** Start Data shown **
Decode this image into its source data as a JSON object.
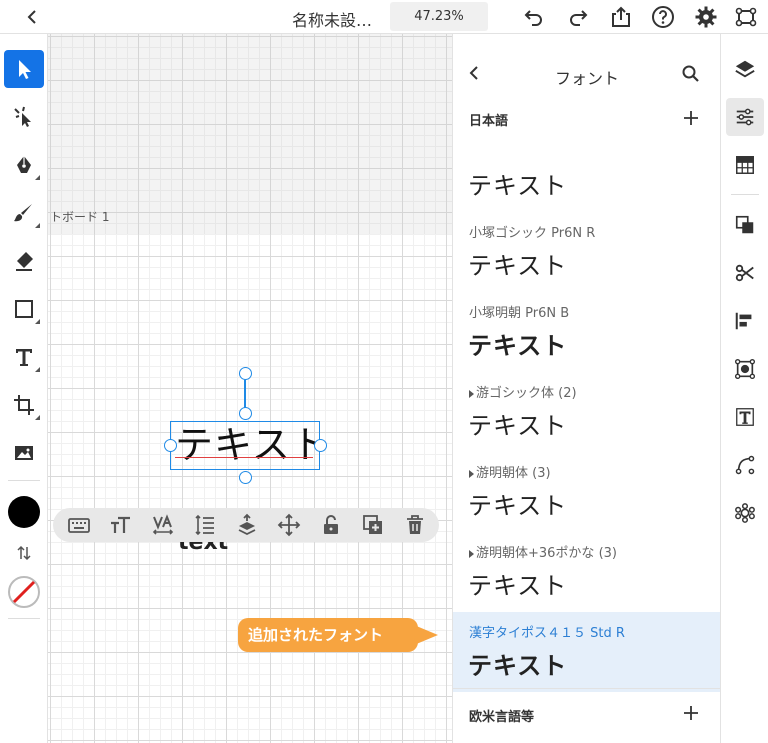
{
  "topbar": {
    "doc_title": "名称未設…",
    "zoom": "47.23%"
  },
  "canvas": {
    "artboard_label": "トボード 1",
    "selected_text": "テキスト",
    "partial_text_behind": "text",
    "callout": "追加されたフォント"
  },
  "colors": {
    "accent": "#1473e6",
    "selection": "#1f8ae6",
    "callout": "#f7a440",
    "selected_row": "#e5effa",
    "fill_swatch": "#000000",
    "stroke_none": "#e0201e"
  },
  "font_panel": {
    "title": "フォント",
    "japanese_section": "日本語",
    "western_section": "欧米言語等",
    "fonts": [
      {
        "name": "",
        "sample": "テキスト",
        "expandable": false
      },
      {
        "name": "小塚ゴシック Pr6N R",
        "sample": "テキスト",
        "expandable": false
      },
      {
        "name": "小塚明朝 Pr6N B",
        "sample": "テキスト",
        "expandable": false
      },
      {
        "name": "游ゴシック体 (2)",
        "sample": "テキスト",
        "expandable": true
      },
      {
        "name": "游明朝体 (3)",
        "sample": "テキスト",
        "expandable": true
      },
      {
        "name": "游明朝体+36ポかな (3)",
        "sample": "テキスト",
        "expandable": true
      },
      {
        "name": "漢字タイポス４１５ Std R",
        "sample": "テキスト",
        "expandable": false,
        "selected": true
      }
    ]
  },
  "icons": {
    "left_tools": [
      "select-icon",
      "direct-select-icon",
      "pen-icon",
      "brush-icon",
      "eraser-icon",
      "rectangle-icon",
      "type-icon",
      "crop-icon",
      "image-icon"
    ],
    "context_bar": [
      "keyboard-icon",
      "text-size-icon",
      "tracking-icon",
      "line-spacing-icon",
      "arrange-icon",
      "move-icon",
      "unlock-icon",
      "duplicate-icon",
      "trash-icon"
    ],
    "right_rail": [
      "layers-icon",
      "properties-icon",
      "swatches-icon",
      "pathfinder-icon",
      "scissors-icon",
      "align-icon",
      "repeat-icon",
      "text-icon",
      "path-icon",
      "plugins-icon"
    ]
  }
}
** End Data shown **
→ **Exercise prompt**: Quote the material word for word, dropping any images it holds.

→ **Result below**:
Decode this image into its source data as a JSON object.
{
  "topbar": {
    "doc_title": "名称未設…",
    "zoom": "47.23%"
  },
  "canvas": {
    "artboard_label": "トボード 1",
    "selected_text": "テキスト",
    "partial_text_behind": "text",
    "callout": "追加されたフォント"
  },
  "colors": {
    "accent": "#1473e6",
    "selection": "#1f8ae6",
    "callout": "#f7a440",
    "selected_row": "#e5effa",
    "fill_swatch": "#000000",
    "stroke_none": "#e0201e"
  },
  "font_panel": {
    "title": "フォント",
    "japanese_section": "日本語",
    "western_section": "欧米言語等",
    "fonts": [
      {
        "name": "",
        "sample": "テキスト",
        "expandable": false
      },
      {
        "name": "小塚ゴシック Pr6N R",
        "sample": "テキスト",
        "expandable": false
      },
      {
        "name": "小塚明朝 Pr6N B",
        "sample": "テキスト",
        "expandable": false
      },
      {
        "name": "游ゴシック体 (2)",
        "sample": "テキスト",
        "expandable": true
      },
      {
        "name": "游明朝体 (3)",
        "sample": "テキスト",
        "expandable": true
      },
      {
        "name": "游明朝体+36ポかな (3)",
        "sample": "テキスト",
        "expandable": true
      },
      {
        "name": "漢字タイポス４１５ Std R",
        "sample": "テキスト",
        "expandable": false,
        "selected": true
      }
    ]
  },
  "icons": {
    "left_tools": [
      "select-icon",
      "direct-select-icon",
      "pen-icon",
      "brush-icon",
      "eraser-icon",
      "rectangle-icon",
      "type-icon",
      "crop-icon",
      "image-icon"
    ],
    "context_bar": [
      "keyboard-icon",
      "text-size-icon",
      "tracking-icon",
      "line-spacing-icon",
      "arrange-icon",
      "move-icon",
      "unlock-icon",
      "duplicate-icon",
      "trash-icon"
    ],
    "right_rail": [
      "layers-icon",
      "properties-icon",
      "swatches-icon",
      "pathfinder-icon",
      "scissors-icon",
      "align-icon",
      "repeat-icon",
      "text-icon",
      "path-icon",
      "plugins-icon"
    ]
  }
}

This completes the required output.